Transcribe the records below exactly, leaving out any pictures.

════════

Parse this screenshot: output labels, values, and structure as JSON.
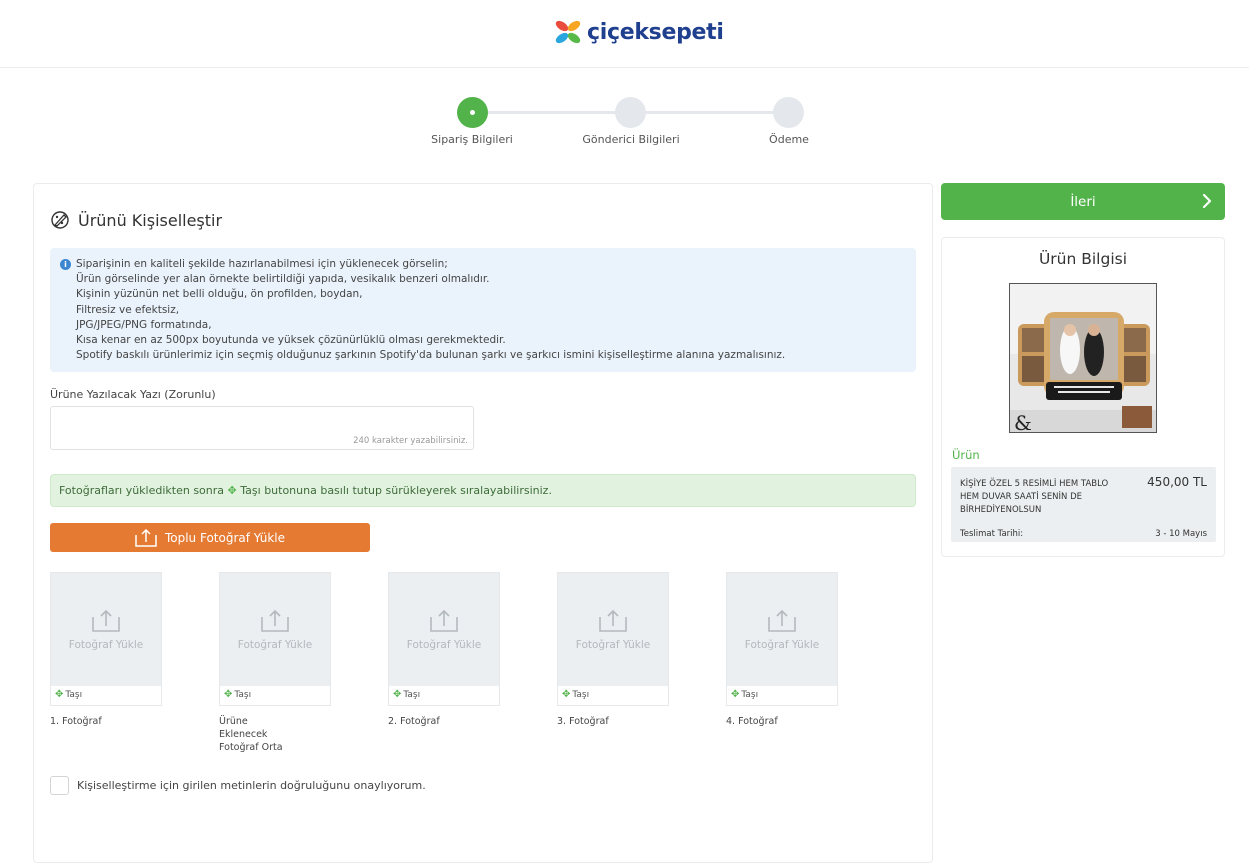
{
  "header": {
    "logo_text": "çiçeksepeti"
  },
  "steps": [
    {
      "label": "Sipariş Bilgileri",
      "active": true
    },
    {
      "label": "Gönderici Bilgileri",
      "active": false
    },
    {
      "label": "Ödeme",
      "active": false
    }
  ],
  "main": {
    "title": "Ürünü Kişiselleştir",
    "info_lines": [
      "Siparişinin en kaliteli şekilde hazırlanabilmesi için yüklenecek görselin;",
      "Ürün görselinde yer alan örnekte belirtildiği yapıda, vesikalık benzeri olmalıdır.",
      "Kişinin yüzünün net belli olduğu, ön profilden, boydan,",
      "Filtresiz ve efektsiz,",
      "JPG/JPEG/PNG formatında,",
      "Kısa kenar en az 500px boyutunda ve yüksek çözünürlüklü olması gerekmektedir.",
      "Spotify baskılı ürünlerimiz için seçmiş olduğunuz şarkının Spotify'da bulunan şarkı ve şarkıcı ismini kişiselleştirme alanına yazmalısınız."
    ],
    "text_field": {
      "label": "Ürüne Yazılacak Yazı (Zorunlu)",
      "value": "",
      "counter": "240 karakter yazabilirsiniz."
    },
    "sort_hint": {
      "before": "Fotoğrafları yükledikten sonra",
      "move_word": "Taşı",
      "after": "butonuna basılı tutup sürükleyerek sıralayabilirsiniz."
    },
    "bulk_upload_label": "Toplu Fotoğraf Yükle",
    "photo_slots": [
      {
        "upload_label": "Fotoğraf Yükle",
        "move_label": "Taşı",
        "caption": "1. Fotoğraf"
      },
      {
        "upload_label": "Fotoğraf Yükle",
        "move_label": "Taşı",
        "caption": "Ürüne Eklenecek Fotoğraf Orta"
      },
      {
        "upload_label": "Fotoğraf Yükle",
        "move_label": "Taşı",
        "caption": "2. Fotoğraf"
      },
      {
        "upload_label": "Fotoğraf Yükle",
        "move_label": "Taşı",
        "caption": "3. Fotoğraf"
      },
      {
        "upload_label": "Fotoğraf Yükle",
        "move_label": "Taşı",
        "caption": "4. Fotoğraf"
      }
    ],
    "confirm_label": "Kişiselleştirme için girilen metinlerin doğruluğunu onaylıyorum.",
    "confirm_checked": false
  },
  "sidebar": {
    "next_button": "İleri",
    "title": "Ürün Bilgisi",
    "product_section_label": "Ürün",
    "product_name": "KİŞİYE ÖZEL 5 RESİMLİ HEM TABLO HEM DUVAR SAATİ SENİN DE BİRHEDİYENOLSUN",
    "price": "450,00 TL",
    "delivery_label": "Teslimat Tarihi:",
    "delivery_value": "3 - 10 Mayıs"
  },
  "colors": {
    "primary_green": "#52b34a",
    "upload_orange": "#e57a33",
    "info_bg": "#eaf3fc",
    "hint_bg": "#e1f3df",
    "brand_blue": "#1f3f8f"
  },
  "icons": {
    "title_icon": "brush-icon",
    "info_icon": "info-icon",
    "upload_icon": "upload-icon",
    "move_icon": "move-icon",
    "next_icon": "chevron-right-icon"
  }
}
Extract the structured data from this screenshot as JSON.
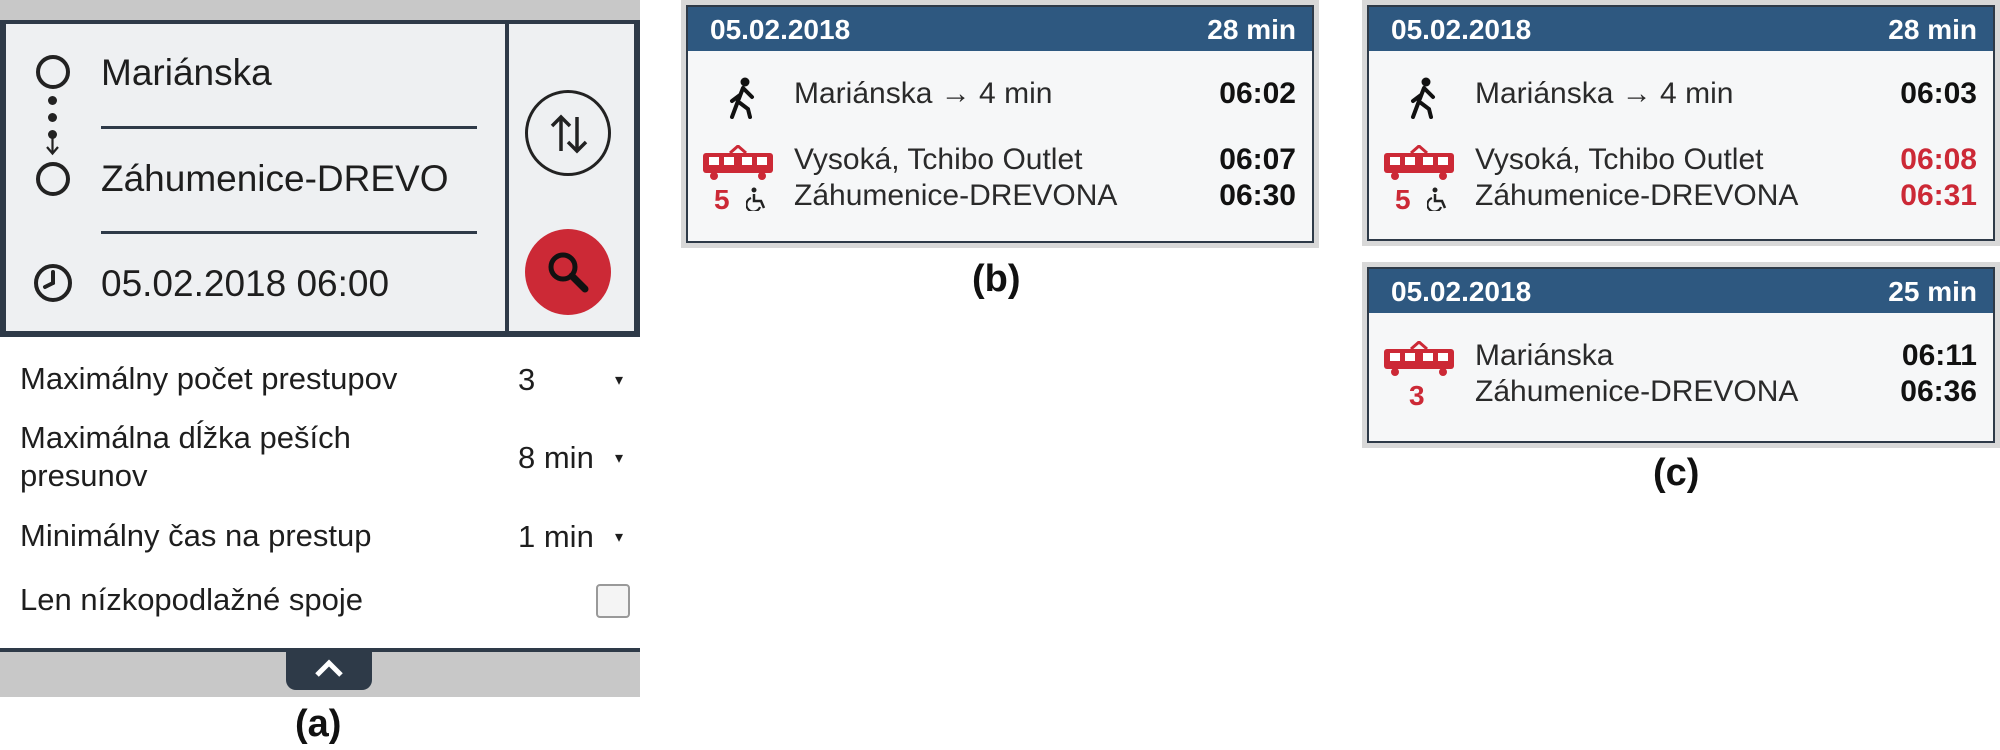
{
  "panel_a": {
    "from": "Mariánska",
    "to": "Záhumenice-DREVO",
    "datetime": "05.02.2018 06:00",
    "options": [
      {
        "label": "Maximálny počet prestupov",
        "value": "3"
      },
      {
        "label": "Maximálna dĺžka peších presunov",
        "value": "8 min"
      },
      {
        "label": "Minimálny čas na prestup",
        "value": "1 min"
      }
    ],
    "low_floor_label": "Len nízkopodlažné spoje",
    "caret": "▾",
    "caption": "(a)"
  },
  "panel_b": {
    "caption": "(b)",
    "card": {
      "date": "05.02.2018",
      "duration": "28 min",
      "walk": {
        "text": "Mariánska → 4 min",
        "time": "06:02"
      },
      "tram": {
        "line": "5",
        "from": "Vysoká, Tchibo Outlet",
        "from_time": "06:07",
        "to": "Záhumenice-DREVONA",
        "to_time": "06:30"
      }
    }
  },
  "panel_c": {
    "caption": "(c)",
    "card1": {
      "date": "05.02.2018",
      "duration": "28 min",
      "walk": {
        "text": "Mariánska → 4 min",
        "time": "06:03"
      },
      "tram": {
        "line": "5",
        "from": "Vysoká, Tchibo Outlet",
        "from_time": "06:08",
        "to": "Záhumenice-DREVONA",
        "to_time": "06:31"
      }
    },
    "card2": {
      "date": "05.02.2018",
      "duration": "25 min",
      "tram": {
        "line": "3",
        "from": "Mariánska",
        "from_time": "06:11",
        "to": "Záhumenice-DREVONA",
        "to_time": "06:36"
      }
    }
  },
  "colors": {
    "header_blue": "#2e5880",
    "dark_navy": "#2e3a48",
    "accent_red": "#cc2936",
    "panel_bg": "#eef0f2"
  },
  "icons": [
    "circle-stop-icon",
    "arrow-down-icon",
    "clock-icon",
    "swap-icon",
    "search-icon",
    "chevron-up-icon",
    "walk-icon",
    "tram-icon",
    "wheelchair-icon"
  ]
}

════════

Correct output:
Parse this screenshot: output labels, values, and structure as JSON.
{
  "header": {
    "logo_text": "çiçeksepeti"
  },
  "steps": [
    {
      "label": "Sipariş Bilgileri",
      "active": true
    },
    {
      "label": "Gönderici Bilgileri",
      "active": false
    },
    {
      "label": "Ödeme",
      "active": false
    }
  ],
  "main": {
    "title": "Ürünü Kişiselleştir",
    "info_lines": [
      "Siparişinin en kaliteli şekilde hazırlanabilmesi için yüklenecek görselin;",
      "Ürün görselinde yer alan örnekte belirtildiği yapıda, vesikalık benzeri olmalıdır.",
      "Kişinin yüzünün net belli olduğu, ön profilden, boydan,",
      "Filtresiz ve efektsiz,",
      "JPG/JPEG/PNG formatında,",
      "Kısa kenar en az 500px boyutunda ve yüksek çözünürlüklü olması gerekmektedir.",
      "Spotify baskılı ürünlerimiz için seçmiş olduğunuz şarkının Spotify'da bulunan şarkı ve şarkıcı ismini kişiselleştirme alanına yazmalısınız."
    ],
    "text_field": {
      "label": "Ürüne Yazılacak Yazı (Zorunlu)",
      "value": "",
      "counter": "240 karakter yazabilirsiniz."
    },
    "sort_hint": {
      "before": "Fotoğrafları yükledikten sonra",
      "move_word": "Taşı",
      "after": "butonuna basılı tutup sürükleyerek sıralayabilirsiniz."
    },
    "bulk_upload_label": "Toplu Fotoğraf Yükle",
    "photo_slots": [
      {
        "upload_label": "Fotoğraf Yükle",
        "move_label": "Taşı",
        "caption": "1. Fotoğraf"
      },
      {
        "upload_label": "Fotoğraf Yükle",
        "move_label": "Taşı",
        "caption": "Ürüne Eklenecek Fotoğraf Orta"
      },
      {
        "upload_label": "Fotoğraf Yükle",
        "move_label": "Taşı",
        "caption": "2. Fotoğraf"
      },
      {
        "upload_label": "Fotoğraf Yükle",
        "move_label": "Taşı",
        "caption": "3. Fotoğraf"
      },
      {
        "upload_label": "Fotoğraf Yükle",
        "move_label": "Taşı",
        "caption": "4. Fotoğraf"
      }
    ],
    "confirm_label": "Kişiselleştirme için girilen metinlerin doğruluğunu onaylıyorum.",
    "confirm_checked": false
  },
  "sidebar": {
    "next_button": "İleri",
    "title": "Ürün Bilgisi",
    "product_section_label": "Ürün",
    "product_name": "KİŞİYE ÖZEL 5 RESİMLİ HEM TABLO HEM DUVAR SAATİ SENİN DE BİRHEDİYENOLSUN",
    "price": "450,00 TL",
    "delivery_label": "Teslimat Tarihi:",
    "delivery_value": "3 - 10 Mayıs"
  },
  "colors": {
    "primary_green": "#52b34a",
    "upload_orange": "#e57a33",
    "info_bg": "#eaf3fc",
    "hint_bg": "#e1f3df",
    "brand_blue": "#1f3f8f"
  },
  "icons": {
    "title_icon": "brush-icon",
    "info_icon": "info-icon",
    "upload_icon": "upload-icon",
    "move_icon": "move-icon",
    "next_icon": "chevron-right-icon"
  }
}
Extract the structured data from this screenshot as JSON.
{
  "panel_a": {
    "from": "Mariánska",
    "to": "Záhumenice-DREVO",
    "datetime": "05.02.2018 06:00",
    "options": [
      {
        "label": "Maximálny počet prestupov",
        "value": "3"
      },
      {
        "label": "Maximálna dĺžka peších presunov",
        "value": "8 min"
      },
      {
        "label": "Minimálny čas na prestup",
        "value": "1 min"
      }
    ],
    "low_floor_label": "Len nízkopodlažné spoje",
    "caret": "▾",
    "caption": "(a)"
  },
  "panel_b": {
    "caption": "(b)",
    "card": {
      "date": "05.02.2018",
      "duration": "28 min",
      "walk": {
        "text": "Mariánska → 4 min",
        "time": "06:02"
      },
      "tram": {
        "line": "5",
        "from": "Vysoká, Tchibo Outlet",
        "from_time": "06:07",
        "to": "Záhumenice-DREVONA",
        "to_time": "06:30"
      }
    }
  },
  "panel_c": {
    "caption": "(c)",
    "card1": {
      "date": "05.02.2018",
      "duration": "28 min",
      "walk": {
        "text": "Mariánska → 4 min",
        "time": "06:03"
      },
      "tram": {
        "line": "5",
        "from": "Vysoká, Tchibo Outlet",
        "from_time": "06:08",
        "to": "Záhumenice-DREVONA",
        "to_time": "06:31"
      }
    },
    "card2": {
      "date": "05.02.2018",
      "duration": "25 min",
      "tram": {
        "line": "3",
        "from": "Mariánska",
        "from_time": "06:11",
        "to": "Záhumenice-DREVONA",
        "to_time": "06:36"
      }
    }
  },
  "colors": {
    "header_blue": "#2e5880",
    "dark_navy": "#2e3a48",
    "accent_red": "#cc2936",
    "panel_bg": "#eef0f2"
  },
  "icons": [
    "circle-stop-icon",
    "arrow-down-icon",
    "clock-icon",
    "swap-icon",
    "search-icon",
    "chevron-up-icon",
    "walk-icon",
    "tram-icon",
    "wheelchair-icon"
  ]
}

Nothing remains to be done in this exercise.